* **PROVIDED PASSAGE**:
****************************************
Clearly, this is not a viable option now, as each lures in consumers by promising ad-free radio with more variety in music. With the combined company, there is no incentive to do this. Ads will pervade the music channels, making it, in my mind, no different from terrestrial radio. My impetus for purchasing my current XM subscription was to avoid listening to ads. Were this to change, I will be very likely to cancel my subscription.

In the end, the merger sounds great, but the truth is in the details. Only time will tell... but think about it: how else can two indebted companies become profitable without tapping an additional source of revenue?

Posted by: Jeff | November 10, 2007 12:28 PM

So, what happens if, say, one of the two companies fails? If they go under, not only will all those people with receivers get screwed, but there's a few billion dollars' worth of satellites up there with *no use* but data broadcasting. So, what'd problably happen then is someone would buy the birds for a fraction of the cost (or just take over the payments) and start up a new competitor with a lower debt load. Lower costs, competitive advantage. Then the same thing would happen a few years later to the other one. That's great for consumers and bad for the investors who knew the risks when they put their money in. THAT is how free markets are supposed to work.

Also, if XM and Sirius are dissolved (or file bankruptcy), they'll be able to get rid of those stupid exclusive hockey/nba/mlb/nfl/npr deals and both carry the good content. It's a great deal for consumers.

Anyway, I think the argument "we're both competing against cable!" is crap. Just total crap. They knew the deal when they signed up.

And if the NAB doesn't like it, there's a simple way around the problem -- PLAY MUSIC THAT DOESN'T SUCK. There's simply no excuse that Clear Channel (what the hell business does a billboard company -- a billboard company! -- have playing music??) owns 3-8 AM/FM stations in each market and still can't find any airwaves to play anything decent on. Like a previous commenter said, they own the transmitters, get the airtime for free, and regular radios are practically free. All you have to get listeners is put something out there that they want to hear. If nobody likes your product, don't blame MP3's and Kazaa, maybe you could make a better product.
****************************************
* **SUPPLIED INFORMATION**:
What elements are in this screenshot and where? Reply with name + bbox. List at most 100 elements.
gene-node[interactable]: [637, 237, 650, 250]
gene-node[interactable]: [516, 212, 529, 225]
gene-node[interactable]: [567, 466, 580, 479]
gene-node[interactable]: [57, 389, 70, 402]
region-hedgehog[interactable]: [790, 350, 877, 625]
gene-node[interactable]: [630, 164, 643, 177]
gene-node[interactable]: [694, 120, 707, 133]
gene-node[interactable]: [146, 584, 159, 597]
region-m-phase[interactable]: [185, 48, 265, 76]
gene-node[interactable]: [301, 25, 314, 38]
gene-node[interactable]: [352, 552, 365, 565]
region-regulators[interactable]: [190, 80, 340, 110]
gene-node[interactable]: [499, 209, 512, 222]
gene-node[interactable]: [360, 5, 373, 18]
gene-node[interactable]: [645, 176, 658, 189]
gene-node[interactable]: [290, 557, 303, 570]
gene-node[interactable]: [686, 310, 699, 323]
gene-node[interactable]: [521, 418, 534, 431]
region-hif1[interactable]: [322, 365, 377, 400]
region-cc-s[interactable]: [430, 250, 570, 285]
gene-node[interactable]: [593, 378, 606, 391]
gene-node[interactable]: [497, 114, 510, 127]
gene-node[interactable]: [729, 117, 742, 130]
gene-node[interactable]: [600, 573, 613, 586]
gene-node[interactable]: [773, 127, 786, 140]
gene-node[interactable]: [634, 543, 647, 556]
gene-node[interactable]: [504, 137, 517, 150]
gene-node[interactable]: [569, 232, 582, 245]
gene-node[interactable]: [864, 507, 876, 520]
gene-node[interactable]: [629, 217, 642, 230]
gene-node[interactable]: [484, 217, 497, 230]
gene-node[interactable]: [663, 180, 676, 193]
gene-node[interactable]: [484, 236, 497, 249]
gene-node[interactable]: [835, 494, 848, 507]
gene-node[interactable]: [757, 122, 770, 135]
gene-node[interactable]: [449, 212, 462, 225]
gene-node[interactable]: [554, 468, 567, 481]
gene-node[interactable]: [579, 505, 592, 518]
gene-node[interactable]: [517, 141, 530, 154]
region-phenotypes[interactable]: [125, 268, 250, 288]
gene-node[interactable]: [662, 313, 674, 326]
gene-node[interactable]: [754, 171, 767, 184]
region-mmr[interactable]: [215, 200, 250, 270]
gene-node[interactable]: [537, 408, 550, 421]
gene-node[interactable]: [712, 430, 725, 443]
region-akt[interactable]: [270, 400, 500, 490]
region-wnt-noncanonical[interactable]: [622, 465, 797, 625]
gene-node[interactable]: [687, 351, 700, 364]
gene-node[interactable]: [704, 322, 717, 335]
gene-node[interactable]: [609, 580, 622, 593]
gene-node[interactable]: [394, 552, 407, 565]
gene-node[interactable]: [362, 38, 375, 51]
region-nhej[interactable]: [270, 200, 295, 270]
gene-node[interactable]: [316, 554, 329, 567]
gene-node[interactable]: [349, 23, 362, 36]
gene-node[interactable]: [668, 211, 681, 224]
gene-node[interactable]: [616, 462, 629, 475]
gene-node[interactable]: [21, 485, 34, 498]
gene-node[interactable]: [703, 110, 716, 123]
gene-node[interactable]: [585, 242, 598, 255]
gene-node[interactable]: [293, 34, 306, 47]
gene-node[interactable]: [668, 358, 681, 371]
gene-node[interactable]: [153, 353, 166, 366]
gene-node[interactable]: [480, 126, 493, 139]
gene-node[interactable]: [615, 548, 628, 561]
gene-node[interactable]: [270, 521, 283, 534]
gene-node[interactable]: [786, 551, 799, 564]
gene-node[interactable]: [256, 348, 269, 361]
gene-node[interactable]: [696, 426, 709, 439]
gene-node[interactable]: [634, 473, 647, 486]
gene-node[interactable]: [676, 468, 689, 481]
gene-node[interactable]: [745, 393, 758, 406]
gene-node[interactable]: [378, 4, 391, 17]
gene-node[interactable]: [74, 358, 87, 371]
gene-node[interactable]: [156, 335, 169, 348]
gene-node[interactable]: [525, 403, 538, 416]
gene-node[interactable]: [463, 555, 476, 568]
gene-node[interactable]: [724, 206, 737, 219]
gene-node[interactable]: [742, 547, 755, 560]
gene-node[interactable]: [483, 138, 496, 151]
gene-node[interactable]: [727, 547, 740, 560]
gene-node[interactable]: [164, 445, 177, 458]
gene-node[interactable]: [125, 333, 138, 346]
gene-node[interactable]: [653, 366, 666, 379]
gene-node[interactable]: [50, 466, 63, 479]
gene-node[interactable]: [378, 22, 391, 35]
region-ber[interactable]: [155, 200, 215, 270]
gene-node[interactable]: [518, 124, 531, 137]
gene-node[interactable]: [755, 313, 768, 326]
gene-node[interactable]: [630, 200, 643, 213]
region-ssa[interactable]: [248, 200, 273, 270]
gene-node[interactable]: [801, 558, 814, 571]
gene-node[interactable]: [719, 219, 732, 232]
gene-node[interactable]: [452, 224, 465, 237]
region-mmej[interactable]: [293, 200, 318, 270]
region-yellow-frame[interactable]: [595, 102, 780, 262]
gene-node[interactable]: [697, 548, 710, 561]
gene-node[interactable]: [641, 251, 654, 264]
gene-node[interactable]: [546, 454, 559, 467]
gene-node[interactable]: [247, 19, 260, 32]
****************************************
Return the passage of the XM and Sirius merger comments from "So, what happens" up to and including "supposed to work.", word for word. The records play no part in what is asked here.

So, what happens if, say, one of the two companies fails? If they go under, not only will all those people with receivers get screwed, but there's a few billion dollars' worth of satellites up there with *no use* but data broadcasting. So, what'd problably happen then is someone would buy the birds for a fraction of the cost (or just take over the payments) and start up a new competitor with a lower debt load. Lower costs, competitive advantage. Then the same thing would happen a few years later to the other one. That's great for consumers and bad for the investors who knew the risks when they put their money in. THAT is how free markets are supposed to work.